## Exercise goal
Word for word, print each line of the listing below; pictures stay out.

## Material for this task

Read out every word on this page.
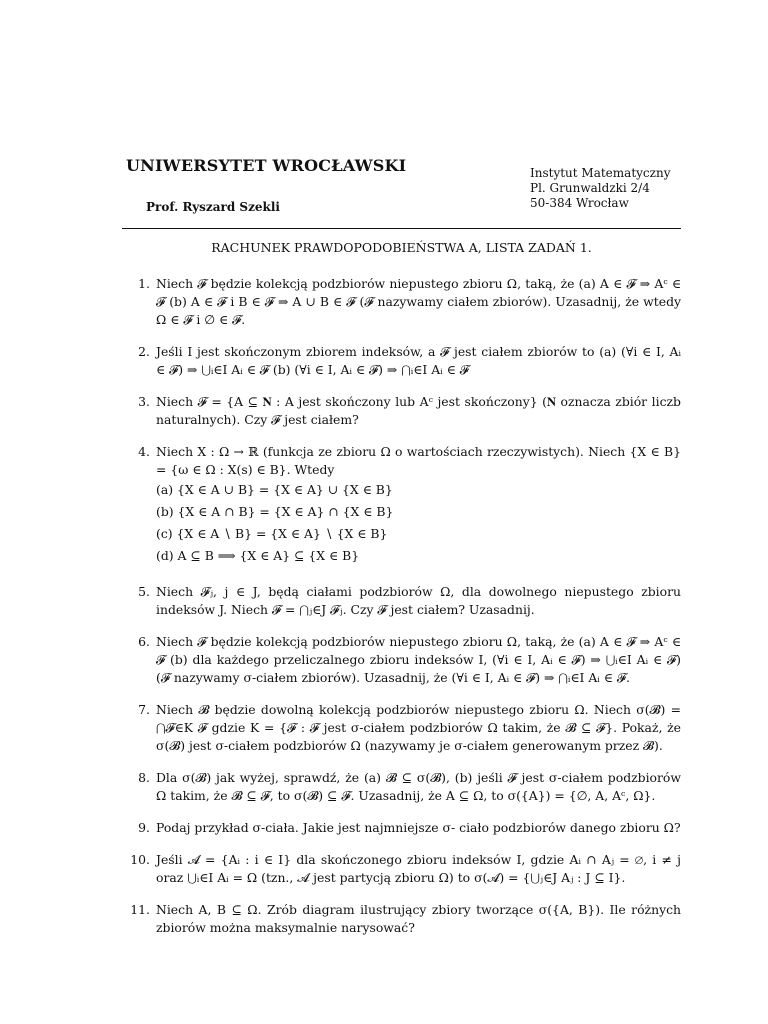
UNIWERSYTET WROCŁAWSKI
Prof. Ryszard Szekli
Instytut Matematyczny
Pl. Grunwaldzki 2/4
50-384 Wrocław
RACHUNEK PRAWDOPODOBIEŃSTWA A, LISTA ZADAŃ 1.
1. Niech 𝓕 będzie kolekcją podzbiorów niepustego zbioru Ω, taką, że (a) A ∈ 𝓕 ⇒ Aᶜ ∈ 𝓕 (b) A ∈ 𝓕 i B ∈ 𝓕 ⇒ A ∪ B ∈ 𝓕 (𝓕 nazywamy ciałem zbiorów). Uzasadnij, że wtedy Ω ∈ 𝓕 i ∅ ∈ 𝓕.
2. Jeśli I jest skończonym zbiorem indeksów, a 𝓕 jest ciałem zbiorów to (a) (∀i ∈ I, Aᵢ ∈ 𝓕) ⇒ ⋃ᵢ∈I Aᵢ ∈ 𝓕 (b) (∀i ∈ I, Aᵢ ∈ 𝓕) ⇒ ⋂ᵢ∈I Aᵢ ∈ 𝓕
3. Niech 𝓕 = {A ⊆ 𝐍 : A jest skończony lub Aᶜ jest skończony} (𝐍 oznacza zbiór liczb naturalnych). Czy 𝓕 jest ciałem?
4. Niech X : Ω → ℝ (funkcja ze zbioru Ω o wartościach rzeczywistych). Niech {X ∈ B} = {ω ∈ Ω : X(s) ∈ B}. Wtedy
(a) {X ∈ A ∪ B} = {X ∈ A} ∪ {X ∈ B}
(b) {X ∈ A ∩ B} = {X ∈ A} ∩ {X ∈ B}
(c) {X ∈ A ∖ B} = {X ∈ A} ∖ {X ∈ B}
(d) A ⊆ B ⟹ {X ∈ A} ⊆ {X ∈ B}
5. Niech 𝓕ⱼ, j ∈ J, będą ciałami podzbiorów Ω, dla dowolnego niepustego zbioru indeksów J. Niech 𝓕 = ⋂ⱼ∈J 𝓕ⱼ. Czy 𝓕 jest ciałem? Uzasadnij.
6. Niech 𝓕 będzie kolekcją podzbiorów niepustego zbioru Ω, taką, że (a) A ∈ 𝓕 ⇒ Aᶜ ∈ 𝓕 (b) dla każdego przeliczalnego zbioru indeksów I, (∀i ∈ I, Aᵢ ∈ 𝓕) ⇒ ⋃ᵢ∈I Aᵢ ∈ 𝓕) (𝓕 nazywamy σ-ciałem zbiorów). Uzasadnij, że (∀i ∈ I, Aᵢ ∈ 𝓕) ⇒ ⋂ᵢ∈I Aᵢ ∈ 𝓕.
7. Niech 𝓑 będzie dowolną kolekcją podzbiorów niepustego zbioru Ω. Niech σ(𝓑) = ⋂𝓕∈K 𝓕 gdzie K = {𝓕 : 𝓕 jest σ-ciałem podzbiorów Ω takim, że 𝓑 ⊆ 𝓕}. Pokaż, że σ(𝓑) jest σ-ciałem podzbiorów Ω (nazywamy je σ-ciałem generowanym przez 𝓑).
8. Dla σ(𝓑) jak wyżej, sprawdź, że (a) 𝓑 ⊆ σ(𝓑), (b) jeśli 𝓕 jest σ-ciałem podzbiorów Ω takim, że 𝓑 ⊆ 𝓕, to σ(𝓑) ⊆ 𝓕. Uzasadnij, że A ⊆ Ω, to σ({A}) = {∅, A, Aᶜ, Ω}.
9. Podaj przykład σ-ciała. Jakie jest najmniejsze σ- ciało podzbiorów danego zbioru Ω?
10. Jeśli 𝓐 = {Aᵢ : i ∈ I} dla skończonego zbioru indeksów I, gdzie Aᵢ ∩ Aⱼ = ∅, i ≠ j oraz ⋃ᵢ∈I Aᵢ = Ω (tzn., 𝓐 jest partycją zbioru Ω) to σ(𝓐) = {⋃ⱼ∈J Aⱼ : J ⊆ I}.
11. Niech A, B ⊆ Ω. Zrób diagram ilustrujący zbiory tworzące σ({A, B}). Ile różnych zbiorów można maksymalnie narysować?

## Correct answer
Read out every word on this page.
UNIWERSYTET WROCŁAWSKI
Prof. Ryszard Szekli
Instytut Matematyczny
Pl. Grunwaldzki 2/4
50-384 Wrocław
RACHUNEK PRAWDOPODOBIEŃSTWA A, LISTA ZADAŃ 1.
1. Niech 𝓕 będzie kolekcją podzbiorów niepustego zbioru Ω, taką, że (a) A ∈ 𝓕 ⇒ Aᶜ ∈ 𝓕 (b) A ∈ 𝓕 i B ∈ 𝓕 ⇒ A ∪ B ∈ 𝓕 (𝓕 nazywamy ciałem zbiorów). Uzasadnij, że wtedy Ω ∈ 𝓕 i ∅ ∈ 𝓕.
2. Jeśli I jest skończonym zbiorem indeksów, a 𝓕 jest ciałem zbiorów to (a) (∀i ∈ I, Aᵢ ∈ 𝓕) ⇒ ⋃ᵢ∈I Aᵢ ∈ 𝓕 (b) (∀i ∈ I, Aᵢ ∈ 𝓕) ⇒ ⋂ᵢ∈I Aᵢ ∈ 𝓕
3. Niech 𝓕 = {A ⊆ 𝐍 : A jest skończony lub Aᶜ jest skończony} (𝐍 oznacza zbiór liczb naturalnych). Czy 𝓕 jest ciałem?
4. Niech X : Ω → ℝ (funkcja ze zbioru Ω o wartościach rzeczywistych). Niech {X ∈ B} = {ω ∈ Ω : X(s) ∈ B}. Wtedy
(a) {X ∈ A ∪ B} = {X ∈ A} ∪ {X ∈ B}
(b) {X ∈ A ∩ B} = {X ∈ A} ∩ {X ∈ B}
(c) {X ∈ A ∖ B} = {X ∈ A} ∖ {X ∈ B}
(d) A ⊆ B ⟹ {X ∈ A} ⊆ {X ∈ B}
5. Niech 𝓕ⱼ, j ∈ J, będą ciałami podzbiorów Ω, dla dowolnego niepustego zbioru indeksów J. Niech 𝓕 = ⋂ⱼ∈J 𝓕ⱼ. Czy 𝓕 jest ciałem? Uzasadnij.
6. Niech 𝓕 będzie kolekcją podzbiorów niepustego zbioru Ω, taką, że (a) A ∈ 𝓕 ⇒ Aᶜ ∈ 𝓕 (b) dla każdego przeliczalnego zbioru indeksów I, (∀i ∈ I, Aᵢ ∈ 𝓕) ⇒ ⋃ᵢ∈I Aᵢ ∈ 𝓕) (𝓕 nazywamy σ-ciałem zbiorów). Uzasadnij, że (∀i ∈ I, Aᵢ ∈ 𝓕) ⇒ ⋂ᵢ∈I Aᵢ ∈ 𝓕.
7. Niech 𝓑 będzie dowolną kolekcją podzbiorów niepustego zbioru Ω. Niech σ(𝓑) = ⋂𝓕∈K 𝓕 gdzie K = {𝓕 : 𝓕 jest σ-ciałem podzbiorów Ω takim, że 𝓑 ⊆ 𝓕}. Pokaż, że σ(𝓑) jest σ-ciałem podzbiorów Ω (nazywamy je σ-ciałem generowanym przez 𝓑).
8. Dla σ(𝓑) jak wyżej, sprawdź, że (a) 𝓑 ⊆ σ(𝓑), (b) jeśli 𝓕 jest σ-ciałem podzbiorów Ω takim, że 𝓑 ⊆ 𝓕, to σ(𝓑) ⊆ 𝓕. Uzasadnij, że A ⊆ Ω, to σ({A}) = {∅, A, Aᶜ, Ω}.
9. Podaj przykład σ-ciała. Jakie jest najmniejsze σ- ciało podzbiorów danego zbioru Ω?
10. Jeśli 𝓐 = {Aᵢ : i ∈ I} dla skończonego zbioru indeksów I, gdzie Aᵢ ∩ Aⱼ = ∅, i ≠ j oraz ⋃ᵢ∈I Aᵢ = Ω (tzn., 𝓐 jest partycją zbioru Ω) to σ(𝓐) = {⋃ⱼ∈J Aⱼ : J ⊆ I}.
11. Niech A, B ⊆ Ω. Zrób diagram ilustrujący zbiory tworzące σ({A, B}). Ile różnych zbiorów można maksymalnie narysować?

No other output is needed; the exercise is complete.